**Exercise materials**
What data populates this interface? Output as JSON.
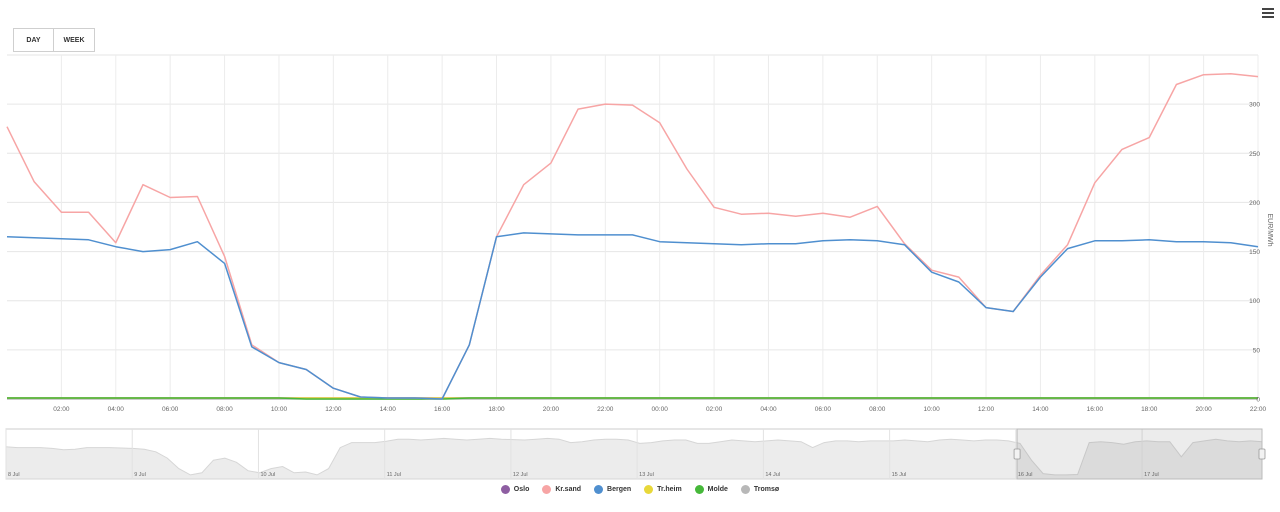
{
  "controls": {
    "day_label": "DAY",
    "week_label": "WEEK"
  },
  "chart_data": {
    "type": "line",
    "ylabel": "EUR/MWh",
    "ylim": [
      0,
      350
    ],
    "yticks": [
      0,
      50,
      100,
      150,
      200,
      250,
      300
    ],
    "x_tick_labels": [
      "02:00",
      "04:00",
      "06:00",
      "08:00",
      "10:00",
      "12:00",
      "14:00",
      "16:00",
      "18:00",
      "20:00",
      "22:00",
      "00:00",
      "02:00",
      "04:00",
      "06:00",
      "08:00",
      "10:00",
      "12:00",
      "14:00",
      "16:00",
      "18:00",
      "20:00",
      "22:00"
    ],
    "x_hours": [
      0,
      1,
      2,
      3,
      4,
      5,
      6,
      7,
      8,
      9,
      10,
      11,
      12,
      13,
      14,
      15,
      16,
      17,
      18,
      19,
      20,
      21,
      22,
      23,
      24,
      25,
      26,
      27,
      28,
      29,
      30,
      31,
      32,
      33,
      34,
      35,
      36,
      37,
      38,
      39,
      40,
      41,
      42,
      43,
      44,
      45,
      46
    ],
    "series": [
      {
        "name": "Oslo",
        "color": "#8e5ea2",
        "values": [
          1,
          1,
          1,
          1,
          1,
          1,
          1,
          1,
          1,
          1,
          1,
          1,
          1,
          1,
          1,
          1,
          1,
          1,
          1,
          1,
          1,
          1,
          1,
          1,
          1,
          1,
          1,
          1,
          1,
          1,
          1,
          1,
          1,
          1,
          1,
          1,
          1,
          1,
          1,
          1,
          1,
          1,
          1,
          1,
          1,
          1,
          1
        ]
      },
      {
        "name": "Kr.sand",
        "color": "#f7a5a5",
        "values": [
          277,
          221,
          190,
          190,
          159,
          218,
          205,
          206,
          145,
          55,
          37,
          30,
          11,
          2,
          1,
          1,
          0,
          55,
          165,
          218,
          240,
          295,
          300,
          299,
          281,
          234,
          195,
          188,
          189,
          186,
          189,
          185,
          196,
          158,
          131,
          124,
          93,
          89,
          126,
          157,
          220,
          254,
          266,
          320,
          330,
          331,
          328
        ]
      },
      {
        "name": "Bergen",
        "color": "#4f8fcf",
        "values": [
          165,
          164,
          163,
          162,
          155,
          150,
          152,
          160,
          138,
          53,
          37,
          30,
          11,
          2,
          1,
          1,
          0,
          55,
          165,
          169,
          168,
          167,
          167,
          167,
          160,
          159,
          158,
          157,
          158,
          158,
          161,
          162,
          161,
          157,
          129,
          119,
          93,
          89,
          124,
          153,
          161,
          161,
          162,
          160,
          160,
          159,
          155
        ]
      },
      {
        "name": "Tr.heim",
        "color": "#e8d83a",
        "values": [
          1,
          1,
          1,
          1,
          1,
          1,
          1,
          1,
          1,
          1,
          1,
          1,
          1,
          1,
          1,
          1,
          1,
          1,
          1,
          1,
          1,
          1,
          1,
          1,
          1,
          1,
          1,
          1,
          1,
          1,
          1,
          1,
          1,
          1,
          1,
          1,
          1,
          1,
          1,
          1,
          1,
          1,
          1,
          1,
          1,
          1,
          1
        ]
      },
      {
        "name": "Molde",
        "color": "#46b83a",
        "values": [
          1,
          1,
          1,
          1,
          1,
          1,
          1,
          1,
          1,
          1,
          1,
          0,
          0,
          0,
          0,
          0,
          0,
          1,
          1,
          1,
          1,
          1,
          1,
          1,
          1,
          1,
          1,
          1,
          1,
          1,
          1,
          1,
          1,
          1,
          1,
          1,
          1,
          1,
          1,
          1,
          1,
          1,
          1,
          1,
          1,
          1,
          1
        ]
      },
      {
        "name": "Tromsø",
        "color": "#b8b8b8",
        "values": [
          0,
          0,
          0,
          0,
          0,
          0,
          0,
          0,
          0,
          0,
          0,
          0,
          0,
          0,
          0,
          0,
          0,
          0,
          0,
          0,
          0,
          0,
          0,
          0,
          0,
          0,
          0,
          0,
          0,
          0,
          0,
          0,
          0,
          0,
          0,
          0,
          0,
          0,
          0,
          0,
          0,
          0,
          0,
          0,
          0,
          0,
          0
        ]
      }
    ],
    "navigator": {
      "labels": [
        "8 Jul",
        "9 Jul",
        "10 Jul",
        "11 Jul",
        "12 Jul",
        "13 Jul",
        "14 Jul",
        "15 Jul",
        "16 Jul",
        "17 Jul"
      ],
      "overview": [
        0.72,
        0.7,
        0.7,
        0.7,
        0.68,
        0.65,
        0.66,
        0.7,
        0.7,
        0.7,
        0.69,
        0.68,
        0.66,
        0.6,
        0.45,
        0.2,
        0.05,
        0.1,
        0.4,
        0.45,
        0.35,
        0.15,
        0.1,
        0.2,
        0.25,
        0.1,
        0.12,
        0.05,
        0.2,
        0.7,
        0.82,
        0.82,
        0.82,
        0.85,
        0.9,
        0.9,
        0.88,
        0.9,
        0.92,
        0.9,
        0.88,
        0.9,
        0.92,
        0.9,
        0.89,
        0.88,
        0.9,
        0.92,
        0.9,
        0.82,
        0.84,
        0.88,
        0.9,
        0.9,
        0.88,
        0.8,
        0.82,
        0.86,
        0.88,
        0.88,
        0.8,
        0.8,
        0.84,
        0.88,
        0.86,
        0.84,
        0.86,
        0.88,
        0.86,
        0.84,
        0.7,
        0.82,
        0.86,
        0.86,
        0.84,
        0.86,
        0.86,
        0.86,
        0.88,
        0.86,
        0.84,
        0.88,
        0.9,
        0.88,
        0.86,
        0.88,
        0.88,
        0.86,
        0.8,
        0.4,
        0.08,
        0.05,
        0.05,
        0.06,
        0.82,
        0.84,
        0.82,
        0.78,
        0.84,
        0.86,
        0.84,
        0.84,
        0.48,
        0.82,
        0.86,
        0.9,
        0.86,
        0.84,
        0.86,
        0.84
      ],
      "selection_start_fraction": 0.805,
      "selection_end_fraction": 1.0
    },
    "grid": true,
    "legend_position": "bottom-center"
  }
}
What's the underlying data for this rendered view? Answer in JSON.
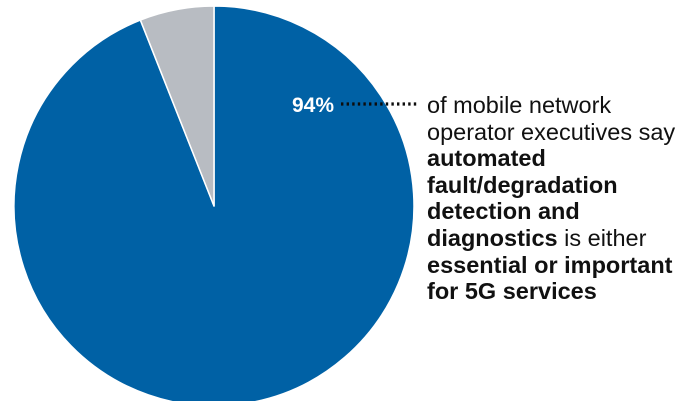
{
  "chart_data": {
    "type": "pie",
    "slices": [
      {
        "value": 94,
        "color": "#0061a5"
      },
      {
        "value": 6,
        "color": "#b8bcc2"
      }
    ],
    "data_labels": [
      "94%"
    ]
  },
  "callout": {
    "t1": "of mobile network operator executives say ",
    "b1": "automated fault/degradation detection and diagnostics",
    "t2": " is either ",
    "b2": "essential or important for 5G services"
  }
}
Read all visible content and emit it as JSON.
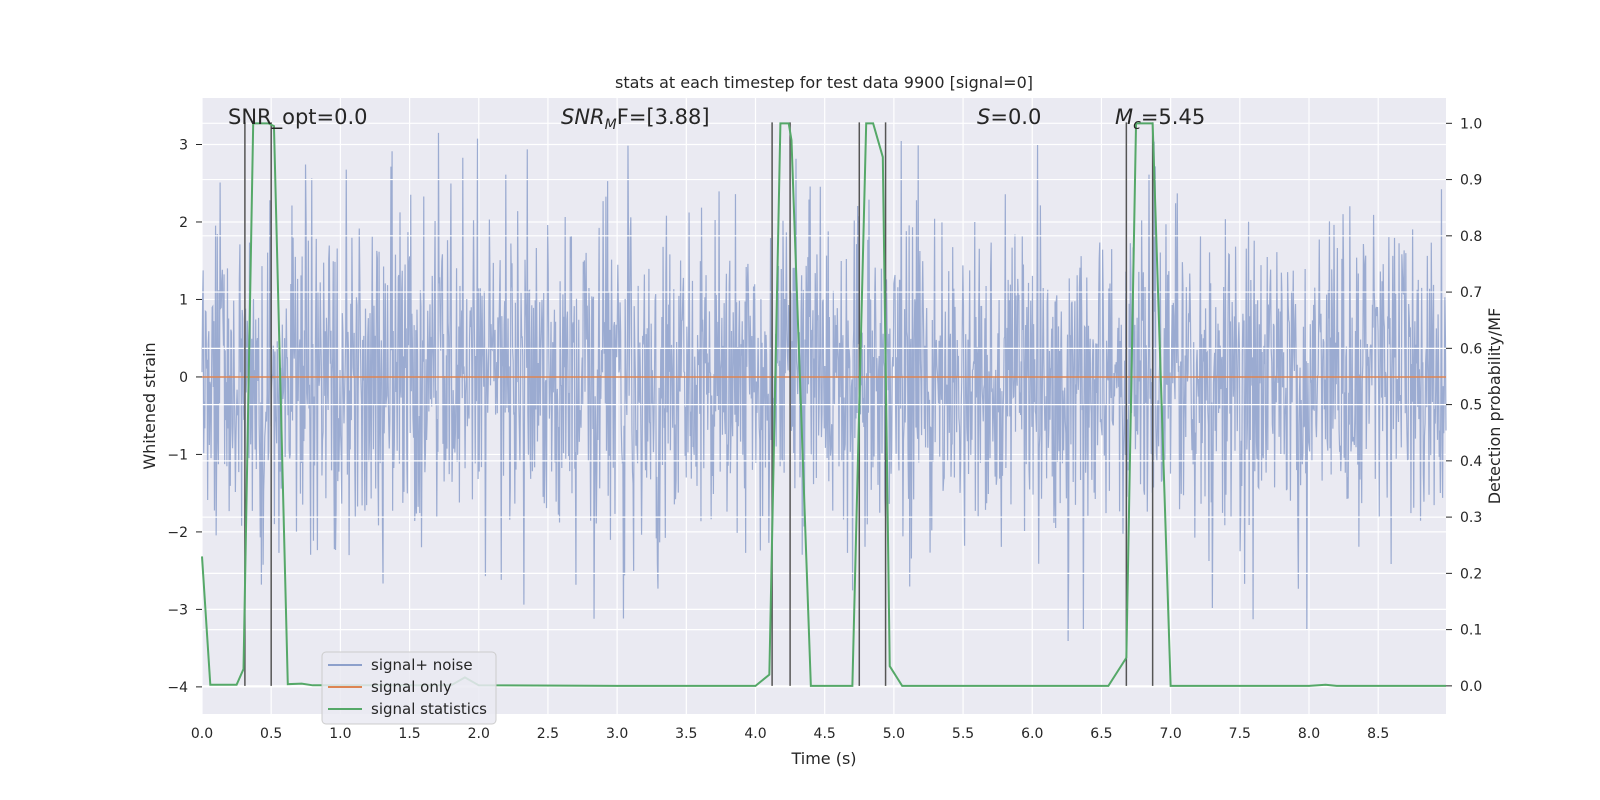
{
  "chart_data": {
    "type": "line",
    "title": "stats at each timestep for test data 9900 [signal=0]",
    "xlabel": "Time (s)",
    "ylabel_left": "Whitened strain",
    "ylabel_right": "Detection probability/MF",
    "xlim": [
      0.0,
      8.99
    ],
    "ylim_left": [
      -4.35,
      3.6
    ],
    "ylim_right": [
      -0.05,
      1.045
    ],
    "xticks": [
      "0.0",
      "0.5",
      "1.0",
      "1.5",
      "2.0",
      "2.5",
      "3.0",
      "3.5",
      "4.0",
      "4.5",
      "5.0",
      "5.5",
      "6.0",
      "6.5",
      "7.0",
      "7.5",
      "8.0",
      "8.5"
    ],
    "yticks_left": [
      "−4",
      "−3",
      "−2",
      "−1",
      "0",
      "1",
      "2",
      "3"
    ],
    "yticks_right": [
      "0.0",
      "0.1",
      "0.2",
      "0.3",
      "0.4",
      "0.5",
      "0.6",
      "0.7",
      "0.8",
      "0.9",
      "1.0"
    ],
    "annotations": {
      "snr_opt": "SNR_opt=0.0",
      "snr_mf_label": "SNR",
      "snr_mf_sub": "M",
      "snr_mf_rest": "F=[3.88]",
      "s_label": "S",
      "s_rest": "=0.0",
      "mc_label": "M",
      "mc_sub": "c",
      "mc_rest": "=5.45"
    },
    "legend": {
      "placement": "lower-left",
      "entries": [
        "signal+ noise",
        "signal only",
        "signal statistics"
      ]
    },
    "colors": {
      "noise": "#8da0cb",
      "signal": "#dd8452",
      "stats": "#55a868",
      "vline": "#555555",
      "plot_bg": "#eaeaf2",
      "grid": "#ffffff"
    },
    "series": [
      {
        "name": "signal+ noise",
        "note": "whitened noise, approx. std 1, range about -3.6 to 3.2"
      },
      {
        "name": "signal only",
        "x": [
          0.0,
          8.99
        ],
        "y": [
          0.0,
          0.0
        ]
      },
      {
        "name": "signal statistics",
        "x": [
          0.0,
          0.06,
          0.25,
          0.3,
          0.37,
          0.48,
          0.52,
          0.62,
          0.72,
          0.8,
          1.8,
          1.9,
          2.0,
          3.0,
          4.0,
          4.1,
          4.18,
          4.24,
          4.26,
          4.4,
          4.7,
          4.8,
          4.85,
          4.92,
          4.97,
          5.06,
          6.0,
          6.55,
          6.68,
          6.75,
          6.87,
          7.0,
          8.0,
          8.12,
          8.2,
          8.99
        ],
        "y": [
          0.23,
          0.002,
          0.002,
          0.03,
          1.0,
          1.0,
          0.995,
          0.003,
          0.004,
          0.001,
          0.001,
          0.015,
          0.001,
          0.0,
          0.0,
          0.02,
          1.0,
          1.0,
          0.97,
          0.0,
          0.0,
          1.0,
          1.0,
          0.94,
          0.035,
          0.0,
          0.0,
          0.0,
          0.05,
          1.0,
          1.0,
          0.0,
          0.0,
          0.002,
          0.0,
          0.0
        ]
      }
    ],
    "vlines": [
      0.31,
      0.5,
      4.12,
      4.25,
      4.75,
      4.94,
      6.68,
      6.87
    ]
  }
}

**Requirement**
Scan the entries above. Copy each line that has the string "name".

**Problem solution**
        "name": "Oslo",
        "name": "Kr.sand",
        "name": "Bergen",
        "name": "Tr.heim",
        "name": "Molde",
        "name": "Tromsø",
        "name": "signal+ noise",
        "name": "signal only",
        "name": "signal statistics",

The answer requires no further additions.